Given data:

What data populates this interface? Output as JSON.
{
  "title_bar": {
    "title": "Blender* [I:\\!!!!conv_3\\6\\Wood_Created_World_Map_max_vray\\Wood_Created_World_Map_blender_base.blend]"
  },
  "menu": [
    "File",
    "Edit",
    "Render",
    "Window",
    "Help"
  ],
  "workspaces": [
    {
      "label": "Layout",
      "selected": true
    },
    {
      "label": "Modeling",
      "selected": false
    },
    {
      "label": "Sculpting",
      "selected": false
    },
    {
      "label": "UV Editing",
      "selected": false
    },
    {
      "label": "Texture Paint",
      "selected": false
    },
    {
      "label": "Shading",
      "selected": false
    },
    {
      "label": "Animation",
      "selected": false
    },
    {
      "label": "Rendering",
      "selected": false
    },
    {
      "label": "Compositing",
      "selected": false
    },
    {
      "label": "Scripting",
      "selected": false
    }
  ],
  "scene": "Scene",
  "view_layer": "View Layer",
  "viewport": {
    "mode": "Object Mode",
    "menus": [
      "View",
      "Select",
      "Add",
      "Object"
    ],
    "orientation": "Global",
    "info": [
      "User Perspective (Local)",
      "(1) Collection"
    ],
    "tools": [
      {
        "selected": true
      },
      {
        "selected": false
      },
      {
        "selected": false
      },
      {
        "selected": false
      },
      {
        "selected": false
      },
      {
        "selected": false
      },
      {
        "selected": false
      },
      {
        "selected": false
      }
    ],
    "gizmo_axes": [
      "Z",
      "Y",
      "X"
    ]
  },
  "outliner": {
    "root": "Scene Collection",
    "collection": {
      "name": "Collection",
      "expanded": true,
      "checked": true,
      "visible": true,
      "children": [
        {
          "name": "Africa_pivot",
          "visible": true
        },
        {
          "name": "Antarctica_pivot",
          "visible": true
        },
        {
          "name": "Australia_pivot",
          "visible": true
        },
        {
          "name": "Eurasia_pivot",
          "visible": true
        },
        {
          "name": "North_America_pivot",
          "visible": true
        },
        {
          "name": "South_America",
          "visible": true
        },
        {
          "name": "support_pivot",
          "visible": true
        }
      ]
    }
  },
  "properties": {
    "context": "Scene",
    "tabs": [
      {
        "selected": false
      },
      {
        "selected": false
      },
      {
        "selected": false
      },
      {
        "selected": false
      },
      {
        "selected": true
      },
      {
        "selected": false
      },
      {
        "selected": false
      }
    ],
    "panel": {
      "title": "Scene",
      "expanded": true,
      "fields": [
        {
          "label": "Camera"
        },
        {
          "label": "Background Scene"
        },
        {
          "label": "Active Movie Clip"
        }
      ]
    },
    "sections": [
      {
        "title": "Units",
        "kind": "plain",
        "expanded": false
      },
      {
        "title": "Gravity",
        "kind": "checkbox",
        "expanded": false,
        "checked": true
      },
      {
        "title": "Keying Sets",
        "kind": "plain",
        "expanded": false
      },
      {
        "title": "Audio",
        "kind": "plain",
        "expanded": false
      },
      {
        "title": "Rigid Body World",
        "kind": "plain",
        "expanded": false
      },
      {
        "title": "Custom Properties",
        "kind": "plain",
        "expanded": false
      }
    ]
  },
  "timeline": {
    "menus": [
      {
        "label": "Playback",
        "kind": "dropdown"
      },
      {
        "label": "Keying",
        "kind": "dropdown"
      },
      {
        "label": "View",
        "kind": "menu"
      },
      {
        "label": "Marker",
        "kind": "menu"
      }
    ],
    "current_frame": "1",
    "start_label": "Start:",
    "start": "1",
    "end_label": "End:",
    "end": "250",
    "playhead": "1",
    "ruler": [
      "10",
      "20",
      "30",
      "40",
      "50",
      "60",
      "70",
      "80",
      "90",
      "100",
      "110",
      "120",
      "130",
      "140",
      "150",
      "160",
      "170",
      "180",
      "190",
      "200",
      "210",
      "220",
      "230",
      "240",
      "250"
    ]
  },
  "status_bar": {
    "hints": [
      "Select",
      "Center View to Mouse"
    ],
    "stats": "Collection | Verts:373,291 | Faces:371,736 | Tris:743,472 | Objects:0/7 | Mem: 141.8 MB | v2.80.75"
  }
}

Stated goal: Please give back all of the records exactly as written.

Solution below:
What data populates this interface? Output as JSON.
{
  "title_bar": {
    "title": "Blender* [I:\\!!!!conv_3\\6\\Wood_Created_World_Map_max_vray\\Wood_Created_World_Map_blender_base.blend]"
  },
  "menu": [
    "File",
    "Edit",
    "Render",
    "Window",
    "Help"
  ],
  "workspaces": [
    {
      "label": "Layout",
      "selected": true
    },
    {
      "label": "Modeling",
      "selected": false
    },
    {
      "label": "Sculpting",
      "selected": false
    },
    {
      "label": "UV Editing",
      "selected": false
    },
    {
      "label": "Texture Paint",
      "selected": false
    },
    {
      "label": "Shading",
      "selected": false
    },
    {
      "label": "Animation",
      "selected": false
    },
    {
      "label": "Rendering",
      "selected": false
    },
    {
      "label": "Compositing",
      "selected": false
    },
    {
      "label": "Scripting",
      "selected": false
    }
  ],
  "scene": "Scene",
  "view_layer": "View Layer",
  "viewport": {
    "mode": "Object Mode",
    "menus": [
      "View",
      "Select",
      "Add",
      "Object"
    ],
    "orientation": "Global",
    "info": [
      "User Perspective (Local)",
      "(1) Collection"
    ],
    "tools": [
      {
        "selected": true
      },
      {
        "selected": false
      },
      {
        "selected": false
      },
      {
        "selected": false
      },
      {
        "selected": false
      },
      {
        "selected": false
      },
      {
        "selected": false
      },
      {
        "selected": false
      }
    ],
    "gizmo_axes": [
      "Z",
      "Y",
      "X"
    ]
  },
  "outliner": {
    "root": "Scene Collection",
    "collection": {
      "name": "Collection",
      "expanded": true,
      "checked": true,
      "visible": true,
      "children": [
        {
          "name": "Africa_pivot",
          "visible": true
        },
        {
          "name": "Antarctica_pivot",
          "visible": true
        },
        {
          "name": "Australia_pivot",
          "visible": true
        },
        {
          "name": "Eurasia_pivot",
          "visible": true
        },
        {
          "name": "North_America_pivot",
          "visible": true
        },
        {
          "name": "South_America",
          "visible": true
        },
        {
          "name": "support_pivot",
          "visible": true
        }
      ]
    }
  },
  "properties": {
    "context": "Scene",
    "tabs": [
      {
        "selected": false
      },
      {
        "selected": false
      },
      {
        "selected": false
      },
      {
        "selected": false
      },
      {
        "selected": true
      },
      {
        "selected": false
      },
      {
        "selected": false
      }
    ],
    "panel": {
      "title": "Scene",
      "expanded": true,
      "fields": [
        {
          "label": "Camera"
        },
        {
          "label": "Background Scene"
        },
        {
          "label": "Active Movie Clip"
        }
      ]
    },
    "sections": [
      {
        "title": "Units",
        "kind": "plain",
        "expanded": false
      },
      {
        "title": "Gravity",
        "kind": "checkbox",
        "expanded": false,
        "checked": true
      },
      {
        "title": "Keying Sets",
        "kind": "plain",
        "expanded": false
      },
      {
        "title": "Audio",
        "kind": "plain",
        "expanded": false
      },
      {
        "title": "Rigid Body World",
        "kind": "plain",
        "expanded": false
      },
      {
        "title": "Custom Properties",
        "kind": "plain",
        "expanded": false
      }
    ]
  },
  "timeline": {
    "menus": [
      {
        "label": "Playback",
        "kind": "dropdown"
      },
      {
        "label": "Keying",
        "kind": "dropdown"
      },
      {
        "label": "View",
        "kind": "menu"
      },
      {
        "label": "Marker",
        "kind": "menu"
      }
    ],
    "current_frame": "1",
    "start_label": "Start:",
    "start": "1",
    "end_label": "End:",
    "end": "250",
    "playhead": "1",
    "ruler": [
      "10",
      "20",
      "30",
      "40",
      "50",
      "60",
      "70",
      "80",
      "90",
      "100",
      "110",
      "120",
      "130",
      "140",
      "150",
      "160",
      "170",
      "180",
      "190",
      "200",
      "210",
      "220",
      "230",
      "240",
      "250"
    ]
  },
  "status_bar": {
    "hints": [
      "Select",
      "Center View to Mouse"
    ],
    "stats": "Collection | Verts:373,291 | Faces:371,736 | Tris:743,472 | Objects:0/7 | Mem: 141.8 MB | v2.80.75"
  }
}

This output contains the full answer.